* **Texto**:
“A la intemperie siento pavor
con más certeza que este amasijo de huesos, carne y voces”.
Francis Sánchez ‒Minotauro‒
“Me descubrí entre los arenales con mil años de silencio dentro de un segundo”, asevera Julio Antonio Molinete (Manzanillo, 1968) en uno de sus textos incluidos en Brújula quebrada, premio Dulce María Loynaz 2017.
Quizás allí, en ese verso, el autor nos quiere develar su secreto. El zócalo que sirve de patrocinio a su lógica poética. A su lidia con esos demonios /inmerecidos/ que trasvasan a todo migrante. A todo aquel que protagoniza /ya desde un acto poético o bregando la oquedad a contracorriente/ la despedida de su origen y, por ende, el quebrantamiento de su cardinalidad.
El origen, como otredad que se replantea o discurre más allá del remanente, resulta imprescindible para Julio Antonio Molinete. Pero esa identidad que le ha sido hurtada /por despecho del gendarme/ no logra cercenar su nexo con la memoria histórica. No discursa en pretérito, sangra bien dentro su querella contra el olvido, contra aquella plaza sitiada que a todos nos entregaron como única utopía o épica.
Ya en Los días y los dedos muestra las marcas /atemporales/ de aquella convergencia donde hubo de aprender a reconfigurar sus designios, sin otro retablo, sin otra signatura que los recuerdos y el precio de esgrimirlos:
cuando chico me aferré
a su índice hasta que pude
volar primero hasta las tejas
infinitas
de los techos después
hasta las nubes grises de la vanidad
luego
me precipité hasta una costa
evitable donde las piedras tienen
nombres y frío
ahora cuando peina
canas y su sintaxis es tan dulce
como los recuerdos es ella
mi madre
quien se aferra a mi índice y al dedo del medio.

* **Datos suministrados**:
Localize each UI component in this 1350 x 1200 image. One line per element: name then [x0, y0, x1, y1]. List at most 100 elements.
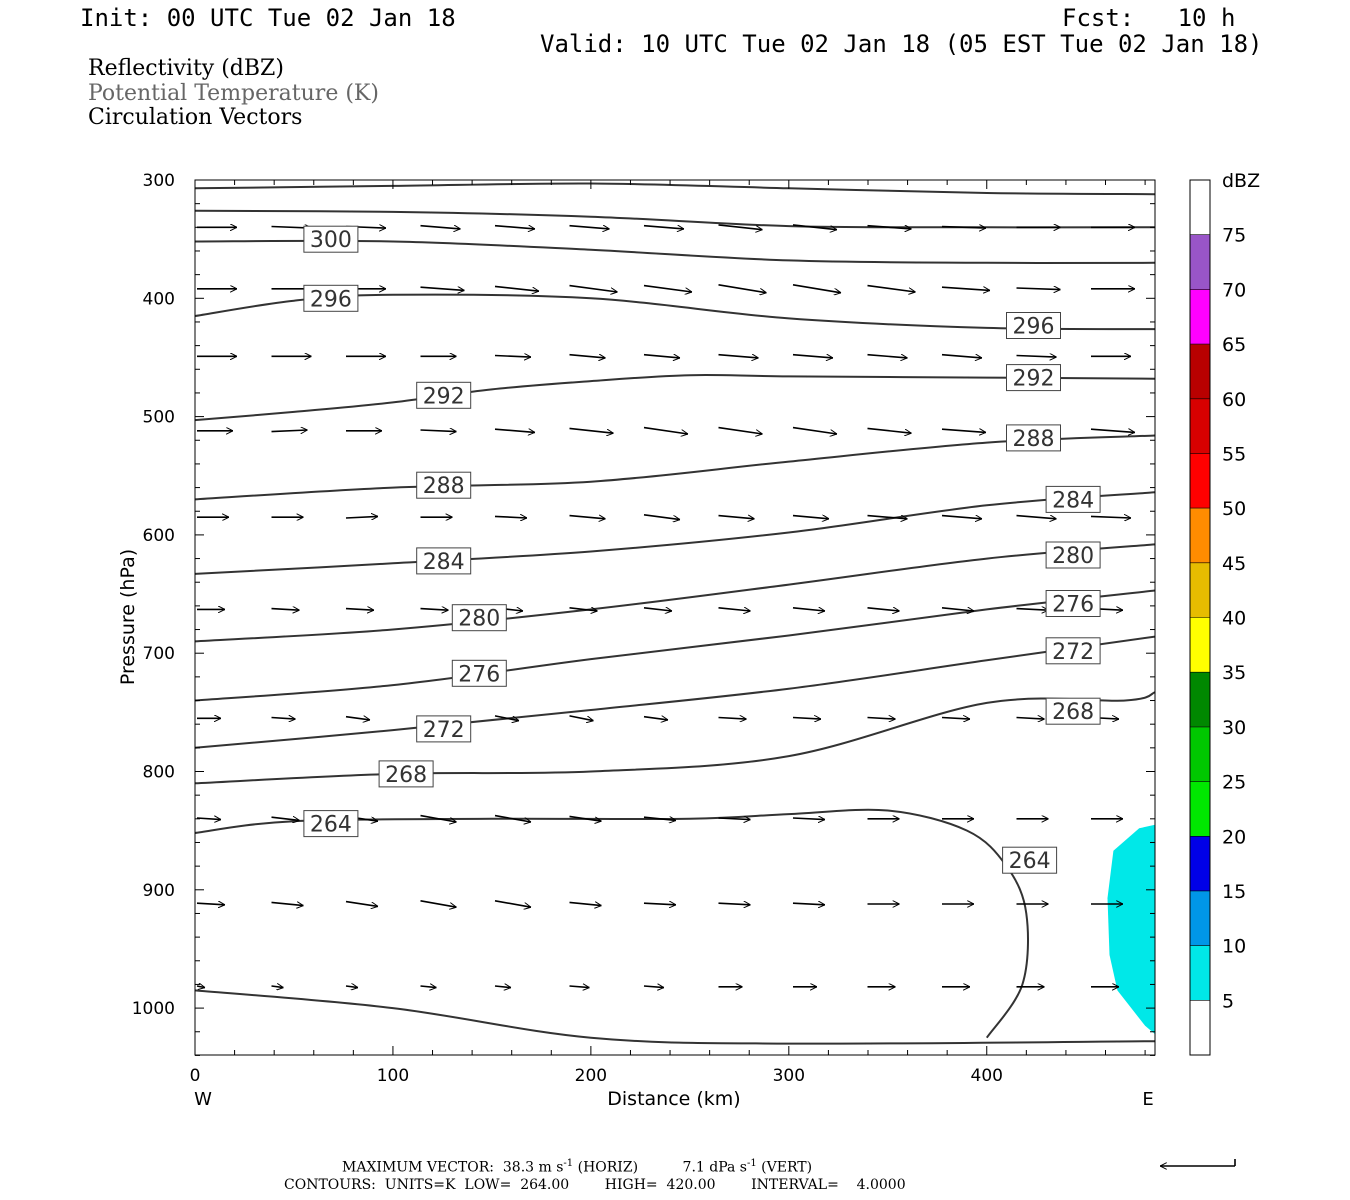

* **Problemas y tareas**:
• 1. ¿Qué premio obtuvo el libro Brújula quebrada según el texto sobre esa obra?
• 2. Transcribe el tramo del texto sobre Brújula quebrada que va desde "El origen, como" hasta "utopía o épica." y sustituye "gendarme" por "guardián".
• 3. Prosigue el texto sobre Brújula quebrada a partir de su última línea.

* **Resultados obtenidos**:
• 1. El premio Dulce María Loynaz 2017.

• 2.
El origen, como otredad que se replantea o discurre más allá del remanente, resulta imprescindible para Julio Antonio Molinete. Pero esa identidad que le ha sido hurtada /por despecho del guardián/ no logra cercenar su nexo con la memoria histórica. No discursa en pretérito, sangra bien dentro su querella contra el olvido, contra aquella plaza sitiada que a todos nos entregaron como única utopía o épica.

• 3.
La relación entre el sujeto contemplativo que rezuma /es/ Julio Antonio Molinete y su exquisita irreverencia para encarar la poesía, resulta intrínseca. Una poética que ‒al menos esta que logra inventariar en Brújula quebrada‒ es simplemente feroz. Los cuatro puntos cardinales /que enjaeza como señuelos/ apenas suponen un artilugio, el atrezo para una puesta en escena sobre lo ajeno que parece haber aprendido a fuerza de lejanía; de evadir las emboscadas todas. En Todo cercano pareciera que redescubre el verdadero punto de partida: las encrucijadas y los regresos son antípodas:
hoy besé a mi madre
en la frente
sin que supiera que unos seres
en forma de avestruces amarillas
me llevaban con rumbo
desconocido hoy
después del ángelus vi mi nombre
escrito en la palma de la mano
de una mujer cuando le pregunté
por su verbo señaló
mis manos y para no leerlo apreté
los puños hasta fracturar las falanges.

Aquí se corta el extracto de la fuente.